_Required task_. A single number is the answer here: how many lines of the entries contain "的结果个位上是"?

_Provided data_.
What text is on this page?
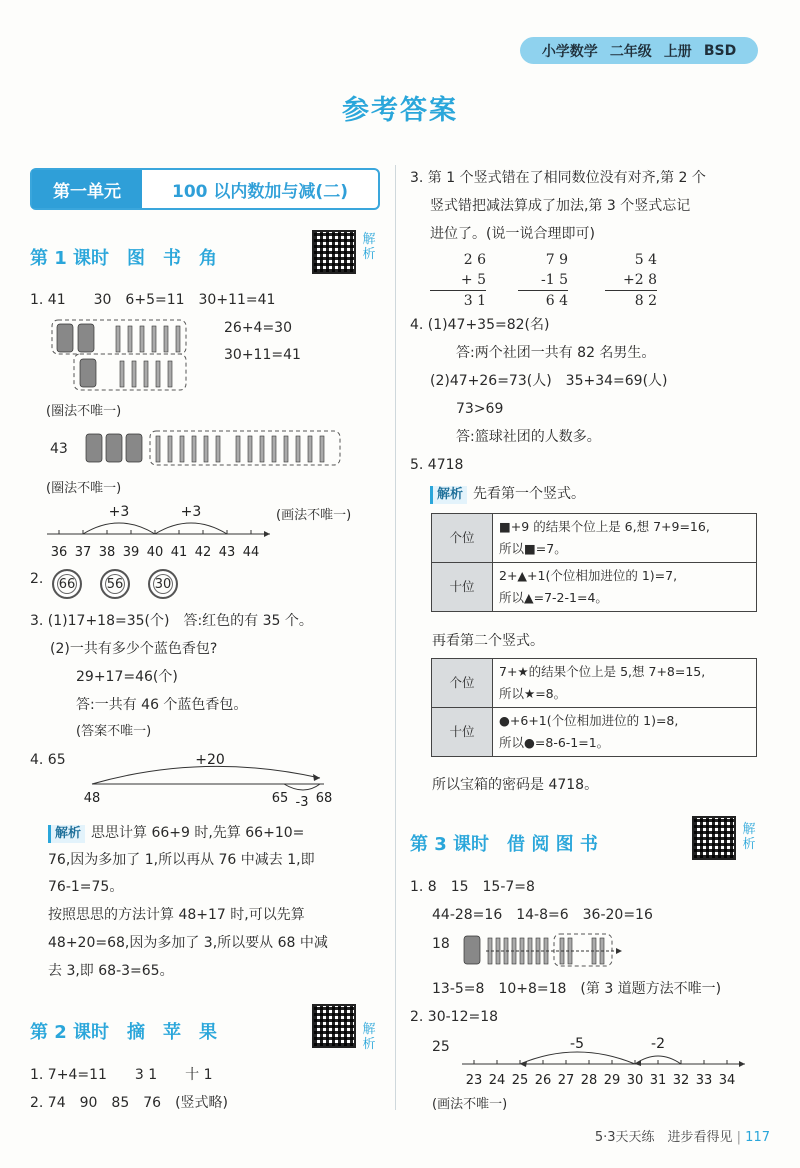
小学数学 二年级 上册 BSD
参考答案
第一单元	100 以内数加与减(二)
第 1 课时　图　书　角
解析
1. 41　　30　6+5=11　30+11=41
26+4=30
30+11=41
(圈法不唯一)
43
(圈法不唯一)
+3	+3
36 37 38 39 40 41 42 43 44
(画法不唯一)
2.	66	56	30
3. (1)17+18=35(个)　答:红色的有 35 个。
(2)一共有多少个蓝色香包?
29+17=46(个)
答:一共有 46 个蓝色香包。
(答案不唯一)
4. 65	+20
48	65 -3 68
解析 思思计算 66+9 时,先算 66+10=
76,因为多加了 1,所以再从 76 中减去 1,即
76-1=75。
按照思思的方法计算 48+17 时,可以先算
48+20=68,因为多加了 3,所以要从 68 中减
去 3,即 68-3=65。
第 2 课时　摘　苹　果	解析
1. 7+4=11　　3 1　　十 1
2. 74　90　85　76　(竖式略)
3. 第 1 个竖式错在了相同数位没有对齐,第 2 个
竖式错把减法算成了加法,第 3 个竖式忘记
进位了。(说一说合理即可)
2 6
+ 5
3 1
7 9
-1 5
6 4
5 4
+2 8
8 2
4. (1)47+35=82(名)
答:两个社团一共有 82 名男生。
(2)47+26=73(人)　35+34=69(人)
73>69
答:篮球社团的人数多。
5. 4718
解析 先看第一个竖式。
个位	■+9 的结果个位上是 6,想 7+9=16,
所以■=7。

十位	2+▲+1(个位相加进位的 1)=7,
所以▲=7-2-1=4。
再看第二个竖式。
个位	7+★的结果个位上是 5,想 7+8=15,
所以★=8。

十位	●+6+1(个位相加进位的 1)=8,
所以●=8-6-1=1。
所以宝箱的密码是 4718。
第 3 课时　借 阅 图 书
解析
1. 8　15　15-7=8
44-28=16　14-8=6　36-20=16
18
13-5=8　10+8=18　(第 3 道题方法不唯一)
2. 30-12=18
25	-5	-2
23 24 25 26 27 28 29 30 31 32 33 34
(画法不唯一)
5·3天天练　进步看得见 | 117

_Exercise result_. 2